A process for preparing memantine hydrochloride free from impurities comprises (a) reacting 1,3-dimethyladamantane with acetonitrile and sulphuric acid to produce 1 - acetamido-3,5- dimethyl adamantane; (b) treating 1-acetamido-3,5-dimethyl adamantane with base in the presence of solvent to produce memantine; (c) reacting memantine with alcoholic HCI in the presence of solvents to produce memantine hydrochloride; and purification of memantine hydrochloride using aliphatic solvents.

Description

PROCESS FOR PREPARING MEMANTINE HYDROCHLORIDE SUBSTANTIALLY FREE OF IMPURITIES
CROSS-REFERENCE TO RELATED APPLICATIONS
This application claims the benefit of Indian Provisional Patent Application No. 1143/CHE/2008, filed on May 9, 2008.
FIELD OF THE INVENTION
The present invention relates to a process for the preparation of l-amino-3,5- dimethyladamantane hydrochloride (hereinafter referred to by the officially adopted name "Memantine hydrochloride"), substantially free of impurities.
BACKGROUND OF THE INVENTION
Memantine hydrochloride is chemically known as l-amino-3,5- dimethyladamantane hydrochloride and it is represented by the structural formula 1
Figure imgf000002_0001
Formula 1
It belongs to the group of tricyclic antiviral drugs (TAV). It provides persistent activation of N-methyl-D-aspartate (NMDA) receptors, and thus, can be used in the treatment of Parkinson's disease and Alzheimer's disease. Memantine hydrochloride is commercially available in the market under the trademark Namenda®. Namenda® is available for oral administration as capsule-shaped, film- coated tablets containing 5 mg and 10 mg of memantine hydrochloride.
Different strategies for the preparation of Memantine hydrochloride are disclosed in the prior art:
U.S. Patent No. 3,391,142 discloses the synthesis of memantine hydrochloride and its precursors, l-acetamido-3,5-dimethyl-adamantane, by treating l-bromo-3,5- dimethyl adamantane, with a mixture of acetonitrile and sulphuric acid to give the crude intermediate product in 100 percent yield. The intermediate product is subjected to alkaline hydrolysis with sodium hydroxide in diethylene glycol by refluxing at a temperature of greater than 190°C for six hours. The hydrolyzed product is diluted with water, followed by several benzene extractions, and the memantine free base is recovered by solvent distillation. The free base is then diluted with ether, and the addition of hydrogen chloride gas provides crude memantine hydrochloride. Crystallization of the hydrochloride from an ethanol of ethanol and ether gives pure memantine hydrochloride in 69.8 %yield.

Exercise set:
1. Reproduce the portion of the memantine hydrochloride patent text between "A process for preparing" and "using aliphatic solvents.", inclusive.
2. According to the memantine hydrochloride patent text, what amounts of memantine hydrochloride do Namenda® tablets contain?
3. Continue the patent text on preparing memantine hydrochloride from the point where it stops.
The rows have nothing to do with the patent text on memantine hydrochloride.

Extracted data:
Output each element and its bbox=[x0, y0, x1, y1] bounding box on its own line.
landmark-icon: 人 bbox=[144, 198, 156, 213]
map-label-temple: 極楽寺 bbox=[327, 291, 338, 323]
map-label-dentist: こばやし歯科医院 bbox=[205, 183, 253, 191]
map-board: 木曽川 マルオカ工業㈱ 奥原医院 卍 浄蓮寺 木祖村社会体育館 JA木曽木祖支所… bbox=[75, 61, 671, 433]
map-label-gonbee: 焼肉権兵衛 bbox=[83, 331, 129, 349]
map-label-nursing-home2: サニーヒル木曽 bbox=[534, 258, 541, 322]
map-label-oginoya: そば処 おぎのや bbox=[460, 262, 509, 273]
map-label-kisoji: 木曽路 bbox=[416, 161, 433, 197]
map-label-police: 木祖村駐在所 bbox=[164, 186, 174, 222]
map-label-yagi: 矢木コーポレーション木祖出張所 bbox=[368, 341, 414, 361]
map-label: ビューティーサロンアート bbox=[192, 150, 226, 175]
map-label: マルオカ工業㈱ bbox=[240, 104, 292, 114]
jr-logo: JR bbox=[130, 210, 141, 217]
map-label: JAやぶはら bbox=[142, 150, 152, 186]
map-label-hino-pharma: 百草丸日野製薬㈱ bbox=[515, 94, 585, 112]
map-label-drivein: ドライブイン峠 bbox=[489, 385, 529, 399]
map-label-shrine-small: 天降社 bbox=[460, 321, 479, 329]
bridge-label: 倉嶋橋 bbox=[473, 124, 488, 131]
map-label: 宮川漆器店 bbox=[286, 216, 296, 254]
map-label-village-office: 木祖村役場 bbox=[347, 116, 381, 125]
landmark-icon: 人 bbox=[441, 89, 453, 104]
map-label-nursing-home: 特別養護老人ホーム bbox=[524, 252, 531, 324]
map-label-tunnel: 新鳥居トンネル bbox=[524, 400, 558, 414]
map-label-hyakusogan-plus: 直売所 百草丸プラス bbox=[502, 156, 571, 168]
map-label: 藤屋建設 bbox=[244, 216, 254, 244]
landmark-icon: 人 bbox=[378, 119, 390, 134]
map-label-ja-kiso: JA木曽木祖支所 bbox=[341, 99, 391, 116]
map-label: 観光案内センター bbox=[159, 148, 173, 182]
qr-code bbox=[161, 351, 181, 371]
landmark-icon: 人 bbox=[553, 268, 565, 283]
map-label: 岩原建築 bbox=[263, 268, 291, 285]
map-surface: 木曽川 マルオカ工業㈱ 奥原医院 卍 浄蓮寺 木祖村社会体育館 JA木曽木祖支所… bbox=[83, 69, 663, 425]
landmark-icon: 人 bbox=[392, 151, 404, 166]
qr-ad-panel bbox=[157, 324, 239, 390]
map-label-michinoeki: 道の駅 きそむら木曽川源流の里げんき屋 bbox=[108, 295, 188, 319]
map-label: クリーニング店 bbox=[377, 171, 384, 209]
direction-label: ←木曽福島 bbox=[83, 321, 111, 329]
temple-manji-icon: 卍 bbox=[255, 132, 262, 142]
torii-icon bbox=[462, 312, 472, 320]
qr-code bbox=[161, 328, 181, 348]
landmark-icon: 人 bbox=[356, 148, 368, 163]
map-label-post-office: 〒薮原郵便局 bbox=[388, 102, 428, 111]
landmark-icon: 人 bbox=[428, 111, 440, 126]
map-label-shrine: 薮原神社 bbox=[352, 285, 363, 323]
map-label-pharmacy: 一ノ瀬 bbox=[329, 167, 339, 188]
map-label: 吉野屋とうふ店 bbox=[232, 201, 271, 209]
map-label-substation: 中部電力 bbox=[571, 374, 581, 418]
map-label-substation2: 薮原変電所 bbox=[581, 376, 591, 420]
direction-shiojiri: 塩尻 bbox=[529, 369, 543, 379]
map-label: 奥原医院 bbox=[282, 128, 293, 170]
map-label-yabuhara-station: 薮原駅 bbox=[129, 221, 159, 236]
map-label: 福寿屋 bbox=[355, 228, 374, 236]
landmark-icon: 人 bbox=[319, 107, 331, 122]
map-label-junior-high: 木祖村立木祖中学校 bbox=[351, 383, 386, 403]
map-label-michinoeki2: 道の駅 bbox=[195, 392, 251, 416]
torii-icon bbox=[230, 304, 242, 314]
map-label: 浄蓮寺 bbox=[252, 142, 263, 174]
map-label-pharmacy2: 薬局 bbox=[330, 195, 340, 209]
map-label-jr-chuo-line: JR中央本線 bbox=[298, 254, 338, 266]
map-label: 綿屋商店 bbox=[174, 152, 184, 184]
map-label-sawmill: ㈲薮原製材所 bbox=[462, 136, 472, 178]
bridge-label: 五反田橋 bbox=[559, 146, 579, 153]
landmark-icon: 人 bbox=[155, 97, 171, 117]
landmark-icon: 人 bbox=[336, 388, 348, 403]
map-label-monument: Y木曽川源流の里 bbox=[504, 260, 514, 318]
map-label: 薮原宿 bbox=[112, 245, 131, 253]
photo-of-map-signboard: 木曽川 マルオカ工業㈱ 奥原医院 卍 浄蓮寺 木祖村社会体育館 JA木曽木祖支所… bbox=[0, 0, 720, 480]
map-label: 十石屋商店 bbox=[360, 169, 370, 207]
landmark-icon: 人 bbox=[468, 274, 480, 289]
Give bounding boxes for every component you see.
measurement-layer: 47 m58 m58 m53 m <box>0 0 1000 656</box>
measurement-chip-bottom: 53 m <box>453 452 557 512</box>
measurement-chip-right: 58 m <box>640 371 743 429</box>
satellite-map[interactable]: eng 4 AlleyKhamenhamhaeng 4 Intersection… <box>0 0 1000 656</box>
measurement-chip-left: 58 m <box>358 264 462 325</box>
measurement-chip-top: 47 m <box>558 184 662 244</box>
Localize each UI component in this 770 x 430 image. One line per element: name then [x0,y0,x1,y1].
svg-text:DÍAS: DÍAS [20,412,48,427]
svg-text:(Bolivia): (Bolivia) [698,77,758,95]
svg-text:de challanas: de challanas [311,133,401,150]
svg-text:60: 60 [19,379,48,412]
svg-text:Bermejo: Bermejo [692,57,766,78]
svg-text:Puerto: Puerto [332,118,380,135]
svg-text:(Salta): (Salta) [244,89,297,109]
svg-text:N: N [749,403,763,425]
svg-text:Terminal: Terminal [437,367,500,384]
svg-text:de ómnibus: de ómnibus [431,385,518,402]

Response list:
1.
A process for preparing memantine hydrochloride free from impurities comprises (a) reacting 1,3-dimethyladamantane with acetonitrile and sulphuric acid to produce 1 - acetamido-3,5- dimethyl adamantane; (b) treating 1-acetamido-3,5-dimethyl adamantane with base in the presence of solvent to produce memantine; (c) reacting memantine with alcoholic HCI in the presence of solvents to produce memantine hydrochloride; and purification of memantine hydrochloride using aliphatic solvents.

2. Namenda® tablets contain 5 mg and 10 mg of memantine hydrochloride.

3.
U.S. Patent No. 4,122,193 & Chinese patent CN 1400207A, discloses pharmacological compositions and methods for treating living mammals suffering from hyperkinesias, as well as memantine hydrochloride, hydrobromide, and sulphate synthesis, where in the memantine hydrochloride is prepared by treating l-halo-3,5- dimethyl adamantane with urea at high temperature, and thermally decomposing the resulting urea intermediate.
U.S. Patent No. 5,599,998 exhibited electrophilic substitution on metallated 3,5-dimethyl-adamantane by chloramine. Czech Patent No. 282398B6 discloses the synthesis of memantine hydrochloride by basic hydrolysis of l-acetamido-3,5-dimethyl adamantane at high pressure.
Japanese Patent Publication No. 2002275142 discloses the use of N-hydroxy phthalimide to prepare l-acetamido-3,5-dimethyl adamantane with low yield.
CN 1335299 discloses the process of synthesis of memantine hydrochloride In the said process l-bromo-3,5-dimethyl adamantane, acetonitrile and sulfuric acid are made to produce acetamination reaction, and the product collected in water is made to produce alcoholysis reaction with sodium other and polyalcohol containing no ether linkage. Memantine is then obtained through chloroform extraction and is finally acidified with hydrochloric acid and chloroform recrystallized to obtain memantine hydrochloride. The said process employs the use of harsh basic conditions in the hydrolysis step.
CN 1488622 discloses the process of preparing memantine hydrochloride by treating 1, 3 -dimethyl adamantine with t-butyl-chloride & AlCl3 to prepare 1-chloro- 3,5-dimethyl adamantane which is then amidated with acetamide and subjected to basic hydrolysis in the presence of sodium hydroxide in ethanediol or glycerin solvent to provide memantine base which is then subjected to dry HCl gas to obtain crude Memantine hydrochloride which is further purified by recrystallization.
W02005023753 discloses the process of preparing memantine hydrochloride by using bromine to get the bromo derivative (l-bromo-3,5 dimethyladamantane) which is then reacted with urea / HCOOH to give 1-acetamido analogue & then hydrolysis & acidification with HCl to obtain memantine hydrochloride. The deficiencies of the prior art include harsh reaction condition, undesirable by products such as bromine, very high temperatures, the need for high pressures, and the use of dangerous reactants.
Hence, there is a need for an improved process for preparing memantine hydrochloride that can take care of prior art deficiencies, improvement in yields, replacement of solvents like ether and reaction kinetics.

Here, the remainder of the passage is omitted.